*Given task*
Go through the lines below and copy each one that holds the string "النـاس".
===
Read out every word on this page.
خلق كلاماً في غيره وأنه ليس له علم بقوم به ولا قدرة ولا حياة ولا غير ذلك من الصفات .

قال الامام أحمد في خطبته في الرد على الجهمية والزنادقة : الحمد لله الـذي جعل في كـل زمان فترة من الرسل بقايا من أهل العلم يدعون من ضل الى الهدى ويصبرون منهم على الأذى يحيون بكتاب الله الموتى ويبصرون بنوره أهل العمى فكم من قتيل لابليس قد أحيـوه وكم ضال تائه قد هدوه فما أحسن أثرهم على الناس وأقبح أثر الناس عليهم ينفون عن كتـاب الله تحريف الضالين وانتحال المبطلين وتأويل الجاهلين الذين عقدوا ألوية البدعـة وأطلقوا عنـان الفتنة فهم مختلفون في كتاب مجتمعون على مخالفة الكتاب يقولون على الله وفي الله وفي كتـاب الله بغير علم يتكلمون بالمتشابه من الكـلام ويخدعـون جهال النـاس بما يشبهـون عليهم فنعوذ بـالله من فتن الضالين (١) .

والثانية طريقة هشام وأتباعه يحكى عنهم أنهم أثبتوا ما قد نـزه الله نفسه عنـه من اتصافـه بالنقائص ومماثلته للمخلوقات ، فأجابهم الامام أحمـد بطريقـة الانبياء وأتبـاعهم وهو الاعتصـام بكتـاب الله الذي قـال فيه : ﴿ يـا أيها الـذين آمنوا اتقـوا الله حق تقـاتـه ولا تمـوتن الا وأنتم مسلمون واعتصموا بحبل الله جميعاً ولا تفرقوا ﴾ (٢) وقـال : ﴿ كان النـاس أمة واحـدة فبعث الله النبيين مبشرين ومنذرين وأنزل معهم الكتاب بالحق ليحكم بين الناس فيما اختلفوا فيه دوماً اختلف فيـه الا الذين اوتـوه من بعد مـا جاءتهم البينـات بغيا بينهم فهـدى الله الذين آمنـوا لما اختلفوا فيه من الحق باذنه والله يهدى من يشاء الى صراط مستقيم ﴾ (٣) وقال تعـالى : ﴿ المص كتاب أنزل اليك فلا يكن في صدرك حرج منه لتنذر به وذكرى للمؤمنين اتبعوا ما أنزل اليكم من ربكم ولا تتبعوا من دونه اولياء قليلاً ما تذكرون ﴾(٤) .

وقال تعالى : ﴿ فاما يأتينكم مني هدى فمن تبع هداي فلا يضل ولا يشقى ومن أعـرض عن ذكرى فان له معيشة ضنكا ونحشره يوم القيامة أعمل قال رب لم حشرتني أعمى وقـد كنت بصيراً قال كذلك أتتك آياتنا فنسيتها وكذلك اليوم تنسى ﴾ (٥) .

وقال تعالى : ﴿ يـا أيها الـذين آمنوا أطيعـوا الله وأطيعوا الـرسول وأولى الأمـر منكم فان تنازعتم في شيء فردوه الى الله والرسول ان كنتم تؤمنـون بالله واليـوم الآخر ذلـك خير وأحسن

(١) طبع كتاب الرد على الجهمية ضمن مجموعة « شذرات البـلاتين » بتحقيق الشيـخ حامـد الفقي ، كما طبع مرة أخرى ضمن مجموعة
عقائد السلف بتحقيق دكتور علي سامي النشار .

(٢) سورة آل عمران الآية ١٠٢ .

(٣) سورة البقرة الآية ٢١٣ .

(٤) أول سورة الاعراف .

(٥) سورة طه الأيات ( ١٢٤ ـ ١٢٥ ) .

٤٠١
===
*Exercise solution*
قال الامام أحمد في خطبته في الرد على الجهمية والزنادقة : الحمد لله الـذي جعل في كـل زمان فترة من الرسل بقايا من أهل العلم يدعون من ضل الى الهدى ويصبرون منهم على الأذى يحيون بكتاب الله الموتى ويبصرون بنوره أهل العمى فكم من قتيل لابليس قد أحيـوه وكم ضال تائه قد هدوه فما أحسن أثرهم على الناس وأقبح أثر الناس عليهم ينفون عن كتـاب الله تحريف الضالين وانتحال المبطلين وتأويل الجاهلين الذين عقدوا ألوية البدعـة وأطلقوا عنـان الفتنة فهم مختلفون في كتاب مجتمعون على مخالفة الكتاب يقولون على الله وفي الله وفي كتـاب الله بغير علم يتكلمون بالمتشابه من الكـلام ويخدعـون جهال النـاس بما يشبهـون عليهم فنعوذ بـالله من فتن الضالين (١) .
والثانية طريقة هشام وأتباعه يحكى عنهم أنهم أثبتوا ما قد نـزه الله نفسه عنـه من اتصافـه بالنقائص ومماثلته للمخلوقات ، فأجابهم الامام أحمـد بطريقـة الانبياء وأتبـاعهم وهو الاعتصـام بكتـاب الله الذي قـال فيه : ﴿ يـا أيها الـذين آمنوا اتقـوا الله حق تقـاتـه ولا تمـوتن الا وأنتم مسلمون واعتصموا بحبل الله جميعاً ولا تفرقوا ﴾ (٢) وقـال : ﴿ كان النـاس أمة واحـدة فبعث الله النبيين مبشرين ومنذرين وأنزل معهم الكتاب بالحق ليحكم بين الناس فيما اختلفوا فيه دوماً اختلف فيـه الا الذين اوتـوه من بعد مـا جاءتهم البينـات بغيا بينهم فهـدى الله الذين آمنـوا لما اختلفوا فيه من الحق باذنه والله يهدى من يشاء الى صراط مستقيم ﴾ (٣) وقال تعـالى : ﴿ المص كتاب أنزل اليك فلا يكن في صدرك حرج منه لتنذر به وذكرى للمؤمنين اتبعوا ما أنزل اليكم من ربكم ولا تتبعوا من دونه اولياء قليلاً ما تذكرون ﴾(٤) .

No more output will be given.